## Start Entries supplied

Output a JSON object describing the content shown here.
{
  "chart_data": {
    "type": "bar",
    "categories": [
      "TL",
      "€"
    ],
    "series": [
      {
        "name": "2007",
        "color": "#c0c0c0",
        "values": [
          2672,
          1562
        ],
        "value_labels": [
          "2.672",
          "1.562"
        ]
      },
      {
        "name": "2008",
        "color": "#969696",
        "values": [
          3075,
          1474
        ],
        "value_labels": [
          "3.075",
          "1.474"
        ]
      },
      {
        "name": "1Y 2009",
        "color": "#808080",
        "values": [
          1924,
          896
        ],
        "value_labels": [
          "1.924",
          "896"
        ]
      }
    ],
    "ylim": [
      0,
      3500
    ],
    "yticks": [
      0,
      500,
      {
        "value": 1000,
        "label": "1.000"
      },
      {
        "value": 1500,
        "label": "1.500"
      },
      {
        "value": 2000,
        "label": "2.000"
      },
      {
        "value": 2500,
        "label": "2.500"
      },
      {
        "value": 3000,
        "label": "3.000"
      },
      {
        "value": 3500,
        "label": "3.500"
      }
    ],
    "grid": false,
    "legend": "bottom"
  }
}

## End Entries supplied
## Start Entries supplied

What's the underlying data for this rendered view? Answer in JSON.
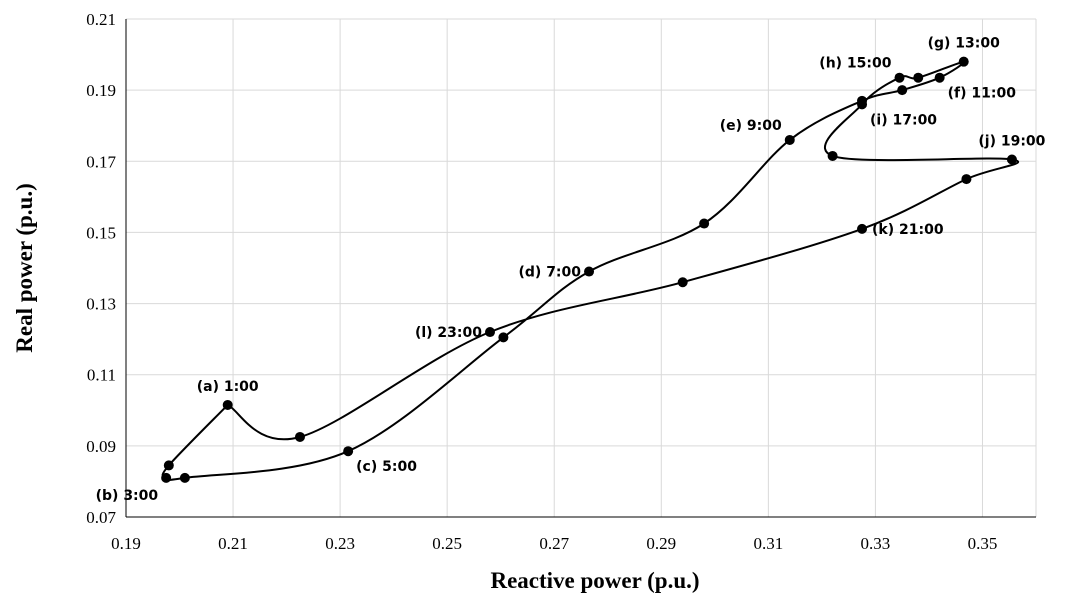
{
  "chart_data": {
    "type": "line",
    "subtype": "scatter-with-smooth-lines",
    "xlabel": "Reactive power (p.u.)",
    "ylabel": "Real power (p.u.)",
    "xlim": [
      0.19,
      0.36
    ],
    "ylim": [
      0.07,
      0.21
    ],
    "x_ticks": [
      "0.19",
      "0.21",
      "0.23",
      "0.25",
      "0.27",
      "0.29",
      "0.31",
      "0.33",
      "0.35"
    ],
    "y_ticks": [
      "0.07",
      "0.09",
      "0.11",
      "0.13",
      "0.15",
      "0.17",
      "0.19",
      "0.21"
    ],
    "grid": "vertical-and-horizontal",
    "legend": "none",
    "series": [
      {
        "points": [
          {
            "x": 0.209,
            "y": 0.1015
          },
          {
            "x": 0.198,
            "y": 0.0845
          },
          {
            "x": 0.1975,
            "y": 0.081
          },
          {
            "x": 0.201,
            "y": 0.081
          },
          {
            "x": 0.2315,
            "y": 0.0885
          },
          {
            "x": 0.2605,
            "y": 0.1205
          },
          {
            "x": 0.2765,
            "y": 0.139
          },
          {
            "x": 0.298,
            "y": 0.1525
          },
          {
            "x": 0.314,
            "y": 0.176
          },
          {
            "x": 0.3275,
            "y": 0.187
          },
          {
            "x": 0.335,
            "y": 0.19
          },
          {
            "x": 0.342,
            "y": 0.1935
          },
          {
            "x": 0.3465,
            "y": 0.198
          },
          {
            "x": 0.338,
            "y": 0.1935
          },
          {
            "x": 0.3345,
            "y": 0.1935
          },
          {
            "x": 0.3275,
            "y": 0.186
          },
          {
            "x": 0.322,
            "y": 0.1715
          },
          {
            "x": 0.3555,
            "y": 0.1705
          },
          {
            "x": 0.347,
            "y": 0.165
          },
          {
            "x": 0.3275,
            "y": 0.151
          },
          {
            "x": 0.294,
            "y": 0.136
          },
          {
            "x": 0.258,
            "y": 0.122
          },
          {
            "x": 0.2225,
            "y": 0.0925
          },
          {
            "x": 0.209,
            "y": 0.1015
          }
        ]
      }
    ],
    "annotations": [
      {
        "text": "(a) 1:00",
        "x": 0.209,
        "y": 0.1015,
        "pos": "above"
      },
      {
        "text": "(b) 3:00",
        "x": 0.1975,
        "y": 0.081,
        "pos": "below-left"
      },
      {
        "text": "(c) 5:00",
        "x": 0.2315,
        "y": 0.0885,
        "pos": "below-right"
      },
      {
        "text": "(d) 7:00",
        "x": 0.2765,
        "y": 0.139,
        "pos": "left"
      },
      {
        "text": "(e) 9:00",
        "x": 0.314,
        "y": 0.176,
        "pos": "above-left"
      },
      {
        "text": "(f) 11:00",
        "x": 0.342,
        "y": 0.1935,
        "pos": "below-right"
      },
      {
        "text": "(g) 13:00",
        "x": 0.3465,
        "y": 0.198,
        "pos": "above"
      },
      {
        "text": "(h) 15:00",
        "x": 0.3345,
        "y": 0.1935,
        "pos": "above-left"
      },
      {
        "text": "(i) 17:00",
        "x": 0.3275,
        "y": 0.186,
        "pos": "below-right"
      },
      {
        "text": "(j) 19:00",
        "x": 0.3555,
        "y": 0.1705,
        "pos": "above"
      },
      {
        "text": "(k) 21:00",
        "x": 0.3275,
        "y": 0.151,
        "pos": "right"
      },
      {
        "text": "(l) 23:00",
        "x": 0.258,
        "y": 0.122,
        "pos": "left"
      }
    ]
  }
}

## End Entries supplied
## Start Entries supplied

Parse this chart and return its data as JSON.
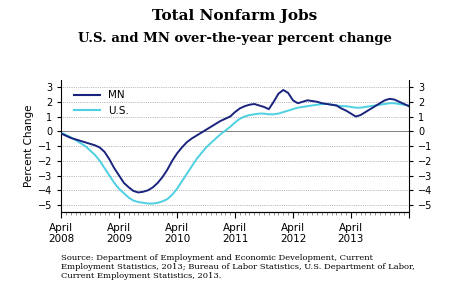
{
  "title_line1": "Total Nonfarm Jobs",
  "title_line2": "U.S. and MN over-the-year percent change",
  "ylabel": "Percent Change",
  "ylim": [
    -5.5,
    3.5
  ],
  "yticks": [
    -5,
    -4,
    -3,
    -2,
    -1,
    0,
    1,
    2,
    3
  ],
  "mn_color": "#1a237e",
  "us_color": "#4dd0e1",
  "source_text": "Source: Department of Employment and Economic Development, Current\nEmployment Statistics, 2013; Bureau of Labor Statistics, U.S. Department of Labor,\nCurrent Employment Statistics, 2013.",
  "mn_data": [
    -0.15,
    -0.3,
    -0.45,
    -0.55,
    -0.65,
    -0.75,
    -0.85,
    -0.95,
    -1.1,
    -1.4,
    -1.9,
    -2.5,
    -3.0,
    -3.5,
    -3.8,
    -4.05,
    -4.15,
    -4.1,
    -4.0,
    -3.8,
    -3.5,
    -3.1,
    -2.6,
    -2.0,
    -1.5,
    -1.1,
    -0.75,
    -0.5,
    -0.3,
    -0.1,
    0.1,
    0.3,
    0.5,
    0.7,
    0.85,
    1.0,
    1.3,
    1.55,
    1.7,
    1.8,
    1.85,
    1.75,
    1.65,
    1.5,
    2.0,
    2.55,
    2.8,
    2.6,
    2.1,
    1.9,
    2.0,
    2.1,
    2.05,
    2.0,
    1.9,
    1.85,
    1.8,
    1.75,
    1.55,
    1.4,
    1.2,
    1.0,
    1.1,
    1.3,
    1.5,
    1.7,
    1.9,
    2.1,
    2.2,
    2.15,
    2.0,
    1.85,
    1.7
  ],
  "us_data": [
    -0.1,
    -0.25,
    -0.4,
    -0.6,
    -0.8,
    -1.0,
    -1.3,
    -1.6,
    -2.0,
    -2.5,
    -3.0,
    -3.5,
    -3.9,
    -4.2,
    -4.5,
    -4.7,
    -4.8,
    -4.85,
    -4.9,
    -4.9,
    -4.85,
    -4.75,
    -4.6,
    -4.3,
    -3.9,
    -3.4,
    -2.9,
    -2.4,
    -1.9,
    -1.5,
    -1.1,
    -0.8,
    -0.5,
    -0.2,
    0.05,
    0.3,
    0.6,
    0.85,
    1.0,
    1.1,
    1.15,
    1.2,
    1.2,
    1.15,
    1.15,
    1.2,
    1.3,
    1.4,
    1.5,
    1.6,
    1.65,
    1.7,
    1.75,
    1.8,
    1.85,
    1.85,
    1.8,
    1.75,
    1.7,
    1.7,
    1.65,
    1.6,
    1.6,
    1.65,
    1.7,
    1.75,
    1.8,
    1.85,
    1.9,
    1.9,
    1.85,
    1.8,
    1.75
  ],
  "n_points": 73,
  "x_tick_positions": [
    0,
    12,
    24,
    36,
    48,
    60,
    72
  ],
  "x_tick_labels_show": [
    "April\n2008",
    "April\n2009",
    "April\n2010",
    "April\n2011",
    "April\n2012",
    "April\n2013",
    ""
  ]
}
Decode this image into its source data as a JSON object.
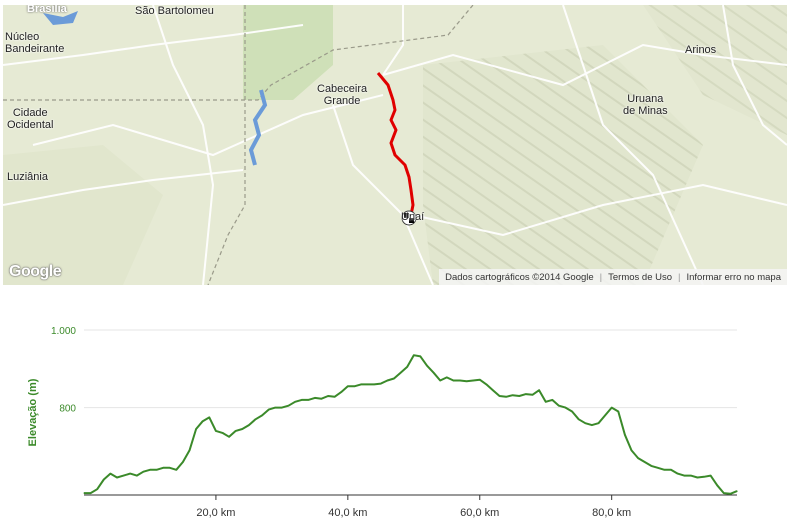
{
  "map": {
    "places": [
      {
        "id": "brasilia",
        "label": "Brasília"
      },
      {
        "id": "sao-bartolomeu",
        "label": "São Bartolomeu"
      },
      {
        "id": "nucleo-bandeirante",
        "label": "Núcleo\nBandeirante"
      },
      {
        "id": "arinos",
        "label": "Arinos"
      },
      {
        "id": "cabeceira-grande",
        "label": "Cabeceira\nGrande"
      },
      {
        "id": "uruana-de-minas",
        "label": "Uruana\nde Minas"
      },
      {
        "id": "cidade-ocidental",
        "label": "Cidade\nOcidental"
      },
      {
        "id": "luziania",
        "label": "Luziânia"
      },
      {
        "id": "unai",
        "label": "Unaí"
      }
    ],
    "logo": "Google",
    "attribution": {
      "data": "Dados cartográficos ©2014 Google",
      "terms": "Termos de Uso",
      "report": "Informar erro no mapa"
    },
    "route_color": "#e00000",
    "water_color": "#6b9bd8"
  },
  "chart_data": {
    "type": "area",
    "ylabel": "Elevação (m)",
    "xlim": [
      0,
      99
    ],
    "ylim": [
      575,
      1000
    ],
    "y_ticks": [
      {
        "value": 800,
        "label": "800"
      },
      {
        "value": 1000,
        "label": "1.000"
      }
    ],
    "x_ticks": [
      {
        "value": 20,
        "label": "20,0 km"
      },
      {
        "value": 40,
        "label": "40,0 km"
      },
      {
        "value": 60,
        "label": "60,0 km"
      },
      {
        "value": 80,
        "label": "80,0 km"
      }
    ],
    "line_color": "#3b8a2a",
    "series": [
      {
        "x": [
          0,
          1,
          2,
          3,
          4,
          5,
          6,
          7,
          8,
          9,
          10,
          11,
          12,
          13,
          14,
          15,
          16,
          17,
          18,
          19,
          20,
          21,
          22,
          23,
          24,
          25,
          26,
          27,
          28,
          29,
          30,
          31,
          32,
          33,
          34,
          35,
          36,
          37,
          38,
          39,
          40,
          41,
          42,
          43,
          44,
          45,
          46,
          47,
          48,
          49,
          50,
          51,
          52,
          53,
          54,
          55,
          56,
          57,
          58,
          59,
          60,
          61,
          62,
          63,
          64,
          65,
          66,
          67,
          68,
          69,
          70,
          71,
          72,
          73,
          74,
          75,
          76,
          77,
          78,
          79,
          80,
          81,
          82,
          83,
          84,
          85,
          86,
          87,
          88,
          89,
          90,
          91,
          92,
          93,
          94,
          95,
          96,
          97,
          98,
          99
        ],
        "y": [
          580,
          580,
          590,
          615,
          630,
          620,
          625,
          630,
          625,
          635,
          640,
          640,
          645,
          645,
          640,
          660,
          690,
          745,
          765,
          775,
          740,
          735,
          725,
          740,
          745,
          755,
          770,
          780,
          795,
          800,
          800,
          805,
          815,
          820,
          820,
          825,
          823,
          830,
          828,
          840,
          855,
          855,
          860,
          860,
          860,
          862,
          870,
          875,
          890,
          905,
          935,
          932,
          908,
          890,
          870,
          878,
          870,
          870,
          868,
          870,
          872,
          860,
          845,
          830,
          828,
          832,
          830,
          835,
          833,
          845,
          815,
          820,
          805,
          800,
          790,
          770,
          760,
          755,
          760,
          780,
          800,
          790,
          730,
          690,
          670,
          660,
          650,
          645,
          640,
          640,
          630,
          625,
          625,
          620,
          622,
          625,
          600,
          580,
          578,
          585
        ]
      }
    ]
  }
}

## End Entries supplied

• [Exercise objective] Identify the lines that contain the string "April", and copy every one of them.

• [Answer to this problem]
    "April\n2008",
    "April\n2009",
    "April\n2010",
    "April\n2011",
    "April\n2012",
    "April\n2013",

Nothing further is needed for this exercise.